** Begin **

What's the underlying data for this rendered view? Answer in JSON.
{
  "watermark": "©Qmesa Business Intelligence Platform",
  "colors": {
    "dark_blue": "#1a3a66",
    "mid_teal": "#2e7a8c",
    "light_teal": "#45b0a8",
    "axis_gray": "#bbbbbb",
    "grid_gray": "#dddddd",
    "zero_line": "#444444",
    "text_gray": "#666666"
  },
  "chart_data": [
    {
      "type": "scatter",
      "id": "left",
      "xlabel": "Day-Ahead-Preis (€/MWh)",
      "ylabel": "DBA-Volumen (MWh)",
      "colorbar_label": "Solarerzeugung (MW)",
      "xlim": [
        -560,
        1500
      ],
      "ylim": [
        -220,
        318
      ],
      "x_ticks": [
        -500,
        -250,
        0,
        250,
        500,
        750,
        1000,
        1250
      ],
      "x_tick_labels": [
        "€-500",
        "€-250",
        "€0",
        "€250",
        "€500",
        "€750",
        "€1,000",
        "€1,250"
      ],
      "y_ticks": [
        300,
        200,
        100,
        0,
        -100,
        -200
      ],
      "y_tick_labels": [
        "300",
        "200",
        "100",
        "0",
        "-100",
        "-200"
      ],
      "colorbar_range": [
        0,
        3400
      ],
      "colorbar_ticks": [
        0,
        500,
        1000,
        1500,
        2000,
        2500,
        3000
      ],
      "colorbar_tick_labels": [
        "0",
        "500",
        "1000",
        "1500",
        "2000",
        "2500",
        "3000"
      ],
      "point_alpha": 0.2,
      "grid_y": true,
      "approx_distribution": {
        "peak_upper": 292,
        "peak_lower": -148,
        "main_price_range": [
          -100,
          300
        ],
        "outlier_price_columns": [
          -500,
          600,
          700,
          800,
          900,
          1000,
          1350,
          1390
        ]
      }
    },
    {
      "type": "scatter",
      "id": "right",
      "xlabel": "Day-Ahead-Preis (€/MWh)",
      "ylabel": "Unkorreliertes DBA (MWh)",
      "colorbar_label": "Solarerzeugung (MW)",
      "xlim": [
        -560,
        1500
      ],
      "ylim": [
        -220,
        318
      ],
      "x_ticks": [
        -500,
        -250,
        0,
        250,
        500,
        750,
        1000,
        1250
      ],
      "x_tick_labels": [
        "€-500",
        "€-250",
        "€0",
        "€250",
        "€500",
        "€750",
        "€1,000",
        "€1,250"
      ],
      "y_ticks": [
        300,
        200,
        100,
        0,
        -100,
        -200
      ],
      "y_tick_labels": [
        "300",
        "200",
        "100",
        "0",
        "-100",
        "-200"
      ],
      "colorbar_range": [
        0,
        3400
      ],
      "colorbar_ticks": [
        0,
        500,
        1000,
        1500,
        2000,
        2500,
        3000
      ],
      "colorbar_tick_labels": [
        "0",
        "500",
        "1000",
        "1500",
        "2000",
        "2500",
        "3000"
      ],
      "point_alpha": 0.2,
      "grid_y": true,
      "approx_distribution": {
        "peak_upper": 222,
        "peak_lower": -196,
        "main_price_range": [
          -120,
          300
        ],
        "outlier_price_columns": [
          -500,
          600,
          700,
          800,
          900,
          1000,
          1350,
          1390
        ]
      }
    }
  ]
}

** End **
** Begin **

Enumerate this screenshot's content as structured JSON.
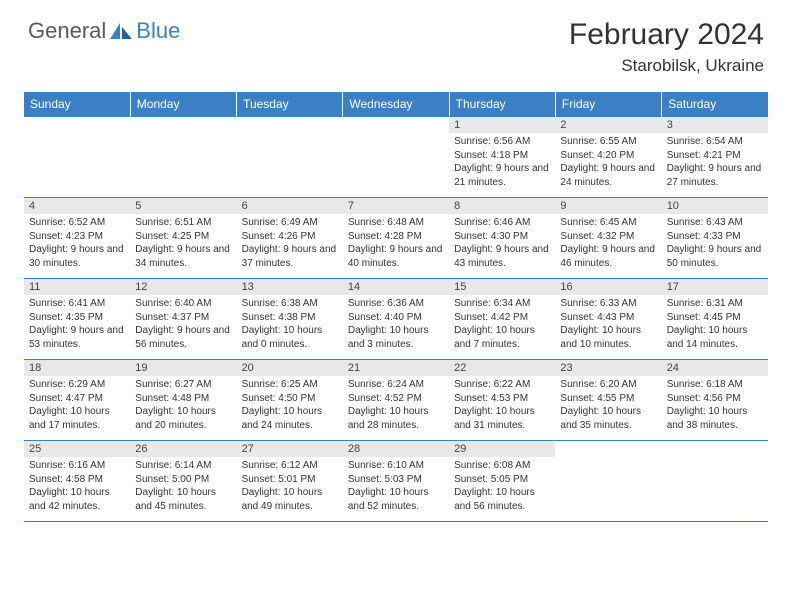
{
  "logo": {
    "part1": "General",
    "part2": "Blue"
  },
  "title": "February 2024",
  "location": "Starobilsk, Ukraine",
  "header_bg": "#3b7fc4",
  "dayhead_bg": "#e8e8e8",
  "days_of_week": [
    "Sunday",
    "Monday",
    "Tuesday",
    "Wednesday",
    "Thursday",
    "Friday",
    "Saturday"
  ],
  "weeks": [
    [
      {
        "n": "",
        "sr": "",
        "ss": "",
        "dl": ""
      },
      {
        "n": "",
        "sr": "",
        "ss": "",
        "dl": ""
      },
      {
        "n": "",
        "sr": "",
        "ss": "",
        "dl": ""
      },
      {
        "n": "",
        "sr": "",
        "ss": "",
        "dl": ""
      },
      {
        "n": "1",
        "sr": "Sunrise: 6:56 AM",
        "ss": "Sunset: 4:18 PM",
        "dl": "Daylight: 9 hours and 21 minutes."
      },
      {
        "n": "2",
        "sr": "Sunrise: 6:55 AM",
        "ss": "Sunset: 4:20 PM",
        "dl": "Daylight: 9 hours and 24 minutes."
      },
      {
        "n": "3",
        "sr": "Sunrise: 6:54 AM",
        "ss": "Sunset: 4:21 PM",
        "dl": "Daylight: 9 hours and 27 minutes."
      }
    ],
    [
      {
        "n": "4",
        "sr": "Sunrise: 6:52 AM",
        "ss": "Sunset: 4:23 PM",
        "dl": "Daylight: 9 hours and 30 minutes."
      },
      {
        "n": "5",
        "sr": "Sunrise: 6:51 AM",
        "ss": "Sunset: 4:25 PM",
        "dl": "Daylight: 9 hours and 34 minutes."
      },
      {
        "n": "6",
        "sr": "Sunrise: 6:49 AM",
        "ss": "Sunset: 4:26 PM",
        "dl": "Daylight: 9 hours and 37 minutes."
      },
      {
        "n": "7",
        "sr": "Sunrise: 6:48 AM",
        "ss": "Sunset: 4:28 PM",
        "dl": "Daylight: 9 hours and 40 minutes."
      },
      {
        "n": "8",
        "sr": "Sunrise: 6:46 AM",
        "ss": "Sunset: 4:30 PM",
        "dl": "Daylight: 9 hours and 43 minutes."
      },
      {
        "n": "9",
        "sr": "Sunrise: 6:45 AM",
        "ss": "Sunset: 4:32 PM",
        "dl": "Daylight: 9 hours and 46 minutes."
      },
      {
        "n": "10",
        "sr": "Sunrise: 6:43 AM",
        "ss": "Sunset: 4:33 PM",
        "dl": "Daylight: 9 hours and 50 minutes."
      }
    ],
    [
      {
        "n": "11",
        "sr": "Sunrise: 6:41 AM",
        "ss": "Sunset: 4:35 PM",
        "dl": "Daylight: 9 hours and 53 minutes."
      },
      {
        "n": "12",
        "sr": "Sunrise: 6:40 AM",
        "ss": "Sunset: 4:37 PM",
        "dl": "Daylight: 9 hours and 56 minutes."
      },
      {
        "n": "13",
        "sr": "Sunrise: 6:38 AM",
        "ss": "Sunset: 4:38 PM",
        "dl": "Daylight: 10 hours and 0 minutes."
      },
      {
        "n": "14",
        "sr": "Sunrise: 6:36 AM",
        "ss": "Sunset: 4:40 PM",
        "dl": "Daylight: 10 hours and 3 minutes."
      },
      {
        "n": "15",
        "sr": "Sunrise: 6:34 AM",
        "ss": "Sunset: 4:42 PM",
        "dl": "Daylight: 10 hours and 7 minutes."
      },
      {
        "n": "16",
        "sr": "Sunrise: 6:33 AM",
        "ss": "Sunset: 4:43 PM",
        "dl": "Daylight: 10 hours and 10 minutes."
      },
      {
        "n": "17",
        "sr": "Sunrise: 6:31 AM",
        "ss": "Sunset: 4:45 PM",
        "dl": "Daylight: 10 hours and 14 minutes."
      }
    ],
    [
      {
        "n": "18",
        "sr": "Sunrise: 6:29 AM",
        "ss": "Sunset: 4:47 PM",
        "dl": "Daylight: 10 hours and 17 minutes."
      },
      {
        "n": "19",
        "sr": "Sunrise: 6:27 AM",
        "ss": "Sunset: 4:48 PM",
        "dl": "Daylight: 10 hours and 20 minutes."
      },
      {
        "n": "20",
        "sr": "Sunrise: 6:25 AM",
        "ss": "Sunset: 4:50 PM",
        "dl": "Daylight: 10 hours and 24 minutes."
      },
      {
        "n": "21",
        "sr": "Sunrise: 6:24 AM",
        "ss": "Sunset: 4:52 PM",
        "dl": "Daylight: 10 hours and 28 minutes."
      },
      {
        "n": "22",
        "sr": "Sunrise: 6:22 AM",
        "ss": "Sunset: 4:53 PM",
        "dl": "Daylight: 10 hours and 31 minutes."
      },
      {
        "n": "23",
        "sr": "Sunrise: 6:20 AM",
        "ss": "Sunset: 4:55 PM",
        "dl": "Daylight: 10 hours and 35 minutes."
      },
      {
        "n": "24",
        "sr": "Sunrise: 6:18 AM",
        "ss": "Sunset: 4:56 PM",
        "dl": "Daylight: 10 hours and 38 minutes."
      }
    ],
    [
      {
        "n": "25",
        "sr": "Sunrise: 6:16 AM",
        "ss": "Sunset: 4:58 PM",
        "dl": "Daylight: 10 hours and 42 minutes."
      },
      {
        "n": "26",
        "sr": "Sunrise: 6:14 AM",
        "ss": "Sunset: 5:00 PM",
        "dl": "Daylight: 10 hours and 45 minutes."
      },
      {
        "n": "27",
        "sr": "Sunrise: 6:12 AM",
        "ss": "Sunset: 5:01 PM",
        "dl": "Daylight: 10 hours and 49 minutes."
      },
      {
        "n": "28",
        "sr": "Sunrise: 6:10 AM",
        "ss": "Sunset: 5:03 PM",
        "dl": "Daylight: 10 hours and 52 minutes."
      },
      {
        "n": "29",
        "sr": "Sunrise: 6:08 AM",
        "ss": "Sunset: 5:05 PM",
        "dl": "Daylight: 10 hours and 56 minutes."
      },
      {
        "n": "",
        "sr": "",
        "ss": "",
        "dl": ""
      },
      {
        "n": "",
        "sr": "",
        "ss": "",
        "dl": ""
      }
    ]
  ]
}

** End **
** Begin **

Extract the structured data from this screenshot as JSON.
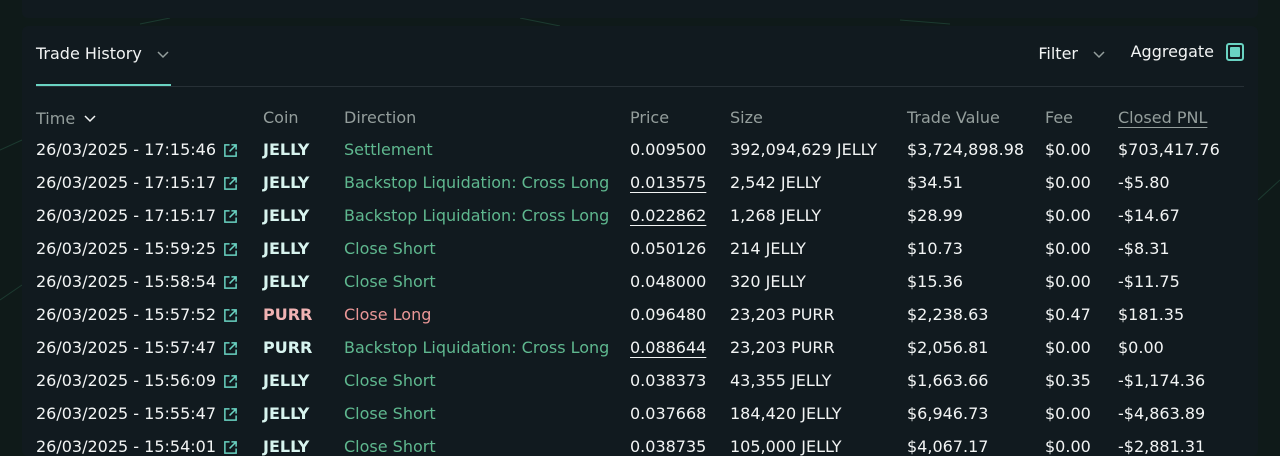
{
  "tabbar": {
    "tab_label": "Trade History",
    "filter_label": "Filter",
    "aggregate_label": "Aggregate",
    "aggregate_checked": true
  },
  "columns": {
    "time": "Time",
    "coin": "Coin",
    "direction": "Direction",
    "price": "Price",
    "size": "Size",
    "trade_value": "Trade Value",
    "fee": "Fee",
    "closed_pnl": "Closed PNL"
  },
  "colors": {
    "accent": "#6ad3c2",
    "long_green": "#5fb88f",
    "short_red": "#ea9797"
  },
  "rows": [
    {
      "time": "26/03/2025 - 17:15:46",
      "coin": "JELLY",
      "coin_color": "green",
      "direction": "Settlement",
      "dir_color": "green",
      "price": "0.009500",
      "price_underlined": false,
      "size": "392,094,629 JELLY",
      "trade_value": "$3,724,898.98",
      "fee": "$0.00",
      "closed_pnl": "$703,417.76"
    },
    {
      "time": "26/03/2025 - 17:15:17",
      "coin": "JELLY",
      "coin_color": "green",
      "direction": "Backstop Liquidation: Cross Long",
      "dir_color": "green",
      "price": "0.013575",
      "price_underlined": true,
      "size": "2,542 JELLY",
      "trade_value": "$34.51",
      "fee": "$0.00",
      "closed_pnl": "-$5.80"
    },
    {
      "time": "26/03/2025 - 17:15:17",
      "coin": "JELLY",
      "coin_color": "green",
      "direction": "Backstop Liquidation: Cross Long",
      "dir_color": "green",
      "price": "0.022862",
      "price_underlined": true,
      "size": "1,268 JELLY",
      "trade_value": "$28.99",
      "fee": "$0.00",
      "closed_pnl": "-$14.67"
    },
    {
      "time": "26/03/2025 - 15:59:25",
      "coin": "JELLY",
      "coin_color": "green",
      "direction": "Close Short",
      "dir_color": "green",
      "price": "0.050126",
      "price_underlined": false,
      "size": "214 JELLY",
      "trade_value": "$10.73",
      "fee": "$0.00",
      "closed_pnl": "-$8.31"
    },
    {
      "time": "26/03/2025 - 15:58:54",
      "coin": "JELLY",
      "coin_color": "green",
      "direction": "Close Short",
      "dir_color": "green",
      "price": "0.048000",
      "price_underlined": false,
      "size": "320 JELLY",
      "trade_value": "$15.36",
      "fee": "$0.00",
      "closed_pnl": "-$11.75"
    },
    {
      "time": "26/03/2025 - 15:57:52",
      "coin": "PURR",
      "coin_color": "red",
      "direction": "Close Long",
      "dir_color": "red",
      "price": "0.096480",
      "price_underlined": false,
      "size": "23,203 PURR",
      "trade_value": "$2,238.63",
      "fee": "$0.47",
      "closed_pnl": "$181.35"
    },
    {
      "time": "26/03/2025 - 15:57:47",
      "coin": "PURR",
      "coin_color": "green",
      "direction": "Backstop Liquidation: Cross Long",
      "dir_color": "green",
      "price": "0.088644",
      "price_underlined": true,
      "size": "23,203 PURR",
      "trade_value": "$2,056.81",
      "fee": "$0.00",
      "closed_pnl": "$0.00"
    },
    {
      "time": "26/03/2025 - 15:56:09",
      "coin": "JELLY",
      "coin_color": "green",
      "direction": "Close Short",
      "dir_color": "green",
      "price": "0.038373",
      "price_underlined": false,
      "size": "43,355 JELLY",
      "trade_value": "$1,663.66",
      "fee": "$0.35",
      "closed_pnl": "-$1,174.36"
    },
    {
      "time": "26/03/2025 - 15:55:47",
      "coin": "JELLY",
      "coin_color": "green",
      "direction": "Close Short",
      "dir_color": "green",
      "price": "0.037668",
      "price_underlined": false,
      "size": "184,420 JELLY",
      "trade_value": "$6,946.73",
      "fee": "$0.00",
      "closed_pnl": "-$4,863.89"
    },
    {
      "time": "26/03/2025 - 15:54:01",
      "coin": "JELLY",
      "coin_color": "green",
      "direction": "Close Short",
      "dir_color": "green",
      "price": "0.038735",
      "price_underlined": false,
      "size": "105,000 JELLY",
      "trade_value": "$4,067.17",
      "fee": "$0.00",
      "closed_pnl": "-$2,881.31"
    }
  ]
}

** End **

Return every line holding the word "screenshot" from the records.

**EXERCISE ANSWER**
Enumerate this screenshot's content as structured JSON.
Extract the structured data from this screenshot as JSON.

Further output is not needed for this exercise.